___ Given records ___

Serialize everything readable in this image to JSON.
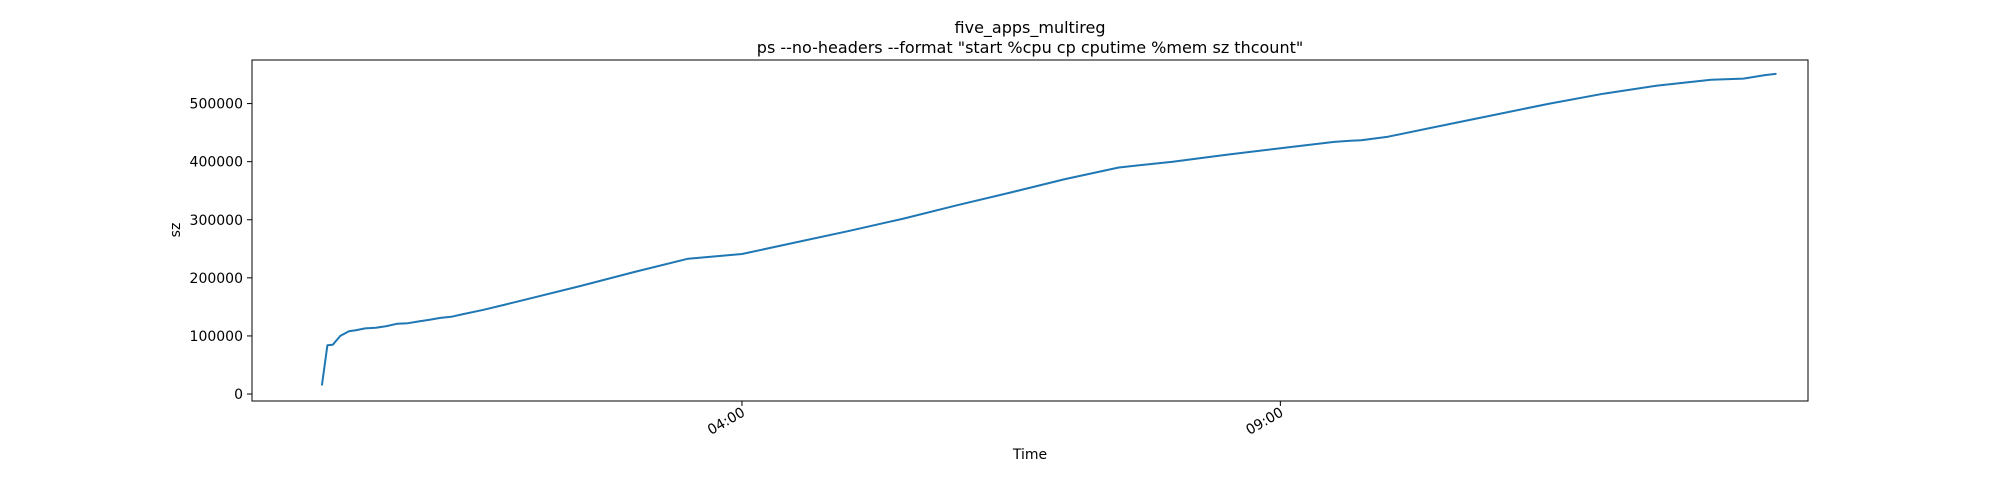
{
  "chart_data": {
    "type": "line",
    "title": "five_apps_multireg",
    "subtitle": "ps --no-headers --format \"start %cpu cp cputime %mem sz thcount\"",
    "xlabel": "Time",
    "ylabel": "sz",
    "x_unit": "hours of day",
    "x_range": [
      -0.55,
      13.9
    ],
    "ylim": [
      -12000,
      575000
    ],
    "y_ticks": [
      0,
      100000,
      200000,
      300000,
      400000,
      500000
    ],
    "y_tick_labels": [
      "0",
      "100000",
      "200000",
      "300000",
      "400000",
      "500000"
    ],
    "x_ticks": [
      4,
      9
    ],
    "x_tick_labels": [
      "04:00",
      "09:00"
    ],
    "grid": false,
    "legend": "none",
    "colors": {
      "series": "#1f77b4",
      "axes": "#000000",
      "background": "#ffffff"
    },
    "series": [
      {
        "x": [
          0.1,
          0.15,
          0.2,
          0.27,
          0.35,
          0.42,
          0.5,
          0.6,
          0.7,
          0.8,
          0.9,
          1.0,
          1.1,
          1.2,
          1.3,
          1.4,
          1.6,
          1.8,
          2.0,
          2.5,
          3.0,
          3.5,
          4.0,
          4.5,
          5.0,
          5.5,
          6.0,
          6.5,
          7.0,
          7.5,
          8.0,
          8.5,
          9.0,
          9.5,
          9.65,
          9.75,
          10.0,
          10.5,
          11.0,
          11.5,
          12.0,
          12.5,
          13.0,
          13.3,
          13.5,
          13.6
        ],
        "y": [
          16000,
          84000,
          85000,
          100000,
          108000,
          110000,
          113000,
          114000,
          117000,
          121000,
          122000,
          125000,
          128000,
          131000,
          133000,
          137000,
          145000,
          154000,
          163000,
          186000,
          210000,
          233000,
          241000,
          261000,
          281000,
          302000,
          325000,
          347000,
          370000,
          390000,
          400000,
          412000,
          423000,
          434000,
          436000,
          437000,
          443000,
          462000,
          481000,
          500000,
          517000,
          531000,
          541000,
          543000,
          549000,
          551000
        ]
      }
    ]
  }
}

___

● Work instructions:
The data above should be repeated exactly, minus any pictures.

● Solution to this exercise:
Serialize everything readable in this image to JSON.
{
  "chart_data": {
    "type": "line",
    "title": "five_apps_multireg",
    "subtitle": "ps --no-headers --format \"start %cpu cp cputime %mem sz thcount\"",
    "xlabel": "Time",
    "ylabel": "sz",
    "x_unit": "hours of day",
    "x_range": [
      -0.55,
      13.9
    ],
    "ylim": [
      -12000,
      575000
    ],
    "y_ticks": [
      0,
      100000,
      200000,
      300000,
      400000,
      500000
    ],
    "y_tick_labels": [
      "0",
      "100000",
      "200000",
      "300000",
      "400000",
      "500000"
    ],
    "x_ticks": [
      4,
      9
    ],
    "x_tick_labels": [
      "04:00",
      "09:00"
    ],
    "grid": false,
    "legend": "none",
    "colors": {
      "series": "#1f77b4",
      "axes": "#000000",
      "background": "#ffffff"
    },
    "series": [
      {
        "x": [
          0.1,
          0.15,
          0.2,
          0.27,
          0.35,
          0.42,
          0.5,
          0.6,
          0.7,
          0.8,
          0.9,
          1.0,
          1.1,
          1.2,
          1.3,
          1.4,
          1.6,
          1.8,
          2.0,
          2.5,
          3.0,
          3.5,
          4.0,
          4.5,
          5.0,
          5.5,
          6.0,
          6.5,
          7.0,
          7.5,
          8.0,
          8.5,
          9.0,
          9.5,
          9.65,
          9.75,
          10.0,
          10.5,
          11.0,
          11.5,
          12.0,
          12.5,
          13.0,
          13.3,
          13.5,
          13.6
        ],
        "y": [
          16000,
          84000,
          85000,
          100000,
          108000,
          110000,
          113000,
          114000,
          117000,
          121000,
          122000,
          125000,
          128000,
          131000,
          133000,
          137000,
          145000,
          154000,
          163000,
          186000,
          210000,
          233000,
          241000,
          261000,
          281000,
          302000,
          325000,
          347000,
          370000,
          390000,
          400000,
          412000,
          423000,
          434000,
          436000,
          437000,
          443000,
          462000,
          481000,
          500000,
          517000,
          531000,
          541000,
          543000,
          549000,
          551000
        ]
      }
    ]
  }
}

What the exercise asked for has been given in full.